### INSTRUCTIONS TO FOLLOW
Copy the records below exactly, from the line containing "Output a JSON" through the last line, and leave out every picture.

(Raw records)

********

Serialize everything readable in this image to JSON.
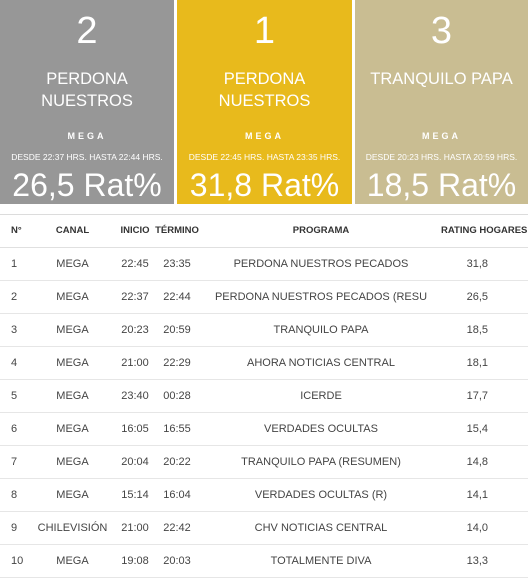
{
  "podium": [
    {
      "rank": "2",
      "program": "PERDONA NUESTROS PECADOS (RESU",
      "channel": "MEGA",
      "time": "DESDE 22:37 HRS. HASTA 22:44 HRS.",
      "rating": "26,5 Rat%",
      "color": "#979797"
    },
    {
      "rank": "1",
      "program": "PERDONA NUESTROS PECADOS",
      "channel": "MEGA",
      "time": "DESDE 22:45 HRS. HASTA 23:35 HRS.",
      "rating": "31,8 Rat%",
      "color": "#e8ba1c"
    },
    {
      "rank": "3",
      "program": "TRANQUILO PAPA",
      "channel": "MEGA",
      "time": "DESDE 20:23 HRS. HASTA 20:59 HRS.",
      "rating": "18,5 Rat%",
      "color": "#c9bd92"
    }
  ],
  "table": {
    "headers": {
      "n": "N°",
      "canal": "CANAL",
      "inicio": "INICIO",
      "termino": "TÉRMINO",
      "programa": "PROGRAMA",
      "rating": "RATING HOGARES"
    },
    "rows": [
      {
        "n": "1",
        "canal": "MEGA",
        "inicio": "22:45",
        "termino": "23:35",
        "programa": "PERDONA NUESTROS PECADOS",
        "rating": "31,8"
      },
      {
        "n": "2",
        "canal": "MEGA",
        "inicio": "22:37",
        "termino": "22:44",
        "programa": "PERDONA NUESTROS PECADOS (RESU",
        "rating": "26,5"
      },
      {
        "n": "3",
        "canal": "MEGA",
        "inicio": "20:23",
        "termino": "20:59",
        "programa": "TRANQUILO PAPA",
        "rating": "18,5"
      },
      {
        "n": "4",
        "canal": "MEGA",
        "inicio": "21:00",
        "termino": "22:29",
        "programa": "AHORA NOTICIAS CENTRAL",
        "rating": "18,1"
      },
      {
        "n": "5",
        "canal": "MEGA",
        "inicio": "23:40",
        "termino": "00:28",
        "programa": "ICERDE",
        "rating": "17,7"
      },
      {
        "n": "6",
        "canal": "MEGA",
        "inicio": "16:05",
        "termino": "16:55",
        "programa": "VERDADES OCULTAS",
        "rating": "15,4"
      },
      {
        "n": "7",
        "canal": "MEGA",
        "inicio": "20:04",
        "termino": "20:22",
        "programa": "TRANQUILO PAPA (RESUMEN)",
        "rating": "14,8"
      },
      {
        "n": "8",
        "canal": "MEGA",
        "inicio": "15:14",
        "termino": "16:04",
        "programa": "VERDADES OCULTAS (R)",
        "rating": "14,1"
      },
      {
        "n": "9",
        "canal": "CHILEVISIÓN",
        "inicio": "21:00",
        "termino": "22:42",
        "programa": "CHV NOTICIAS CENTRAL",
        "rating": "14,0"
      },
      {
        "n": "10",
        "canal": "MEGA",
        "inicio": "19:08",
        "termino": "20:03",
        "programa": "TOTALMENTE DIVA",
        "rating": "13,3"
      }
    ]
  }
}
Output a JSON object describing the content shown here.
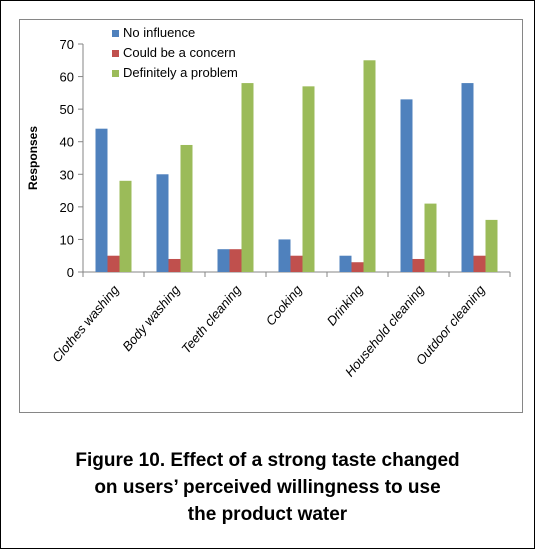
{
  "caption": {
    "line1": "Figure 10. Effect of a strong taste changed",
    "line2": "on users’ perceived willingness to use",
    "line3": "the product water"
  },
  "chart_data": {
    "type": "bar",
    "categories": [
      "Clothes washing",
      "Body washing",
      "Teeth cleaning",
      "Cooking",
      "Drinking",
      "Household cleaning",
      "Outdoor cleaning"
    ],
    "series": [
      {
        "name": "No influence",
        "color": "#4F81BD",
        "values": [
          44,
          30,
          7,
          10,
          5,
          53,
          58
        ]
      },
      {
        "name": "Could be a concern",
        "color": "#C0504D",
        "values": [
          5,
          4,
          7,
          5,
          3,
          4,
          5
        ]
      },
      {
        "name": "Definitely a problem",
        "color": "#9BBB59",
        "values": [
          28,
          39,
          58,
          57,
          65,
          21,
          16
        ]
      }
    ],
    "ylabel": "Responses",
    "xlabel": "",
    "ylim": [
      0,
      70
    ],
    "yticks": [
      0,
      10,
      20,
      30,
      40,
      50,
      60,
      70
    ],
    "grid": false,
    "legend": "top-left"
  }
}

********

### WRITTEN RESPONSE
Output a JSON object describing the content shown here.
{
  "caption": {
    "line1": "Figure 10. Effect of a strong taste changed",
    "line2": "on users’ perceived willingness to use",
    "line3": "the product water"
  },
  "chart_data": {
    "type": "bar",
    "categories": [
      "Clothes washing",
      "Body washing",
      "Teeth cleaning",
      "Cooking",
      "Drinking",
      "Household cleaning",
      "Outdoor cleaning"
    ],
    "series": [
      {
        "name": "No influence",
        "color": "#4F81BD",
        "values": [
          44,
          30,
          7,
          10,
          5,
          53,
          58
        ]
      },
      {
        "name": "Could be a concern",
        "color": "#C0504D",
        "values": [
          5,
          4,
          7,
          5,
          3,
          4,
          5
        ]
      },
      {
        "name": "Definitely a problem",
        "color": "#9BBB59",
        "values": [
          28,
          39,
          58,
          57,
          65,
          21,
          16
        ]
      }
    ],
    "ylabel": "Responses",
    "xlabel": "",
    "ylim": [
      0,
      70
    ],
    "yticks": [
      0,
      10,
      20,
      30,
      40,
      50,
      60,
      70
    ],
    "grid": false,
    "legend": "top-left"
  }
}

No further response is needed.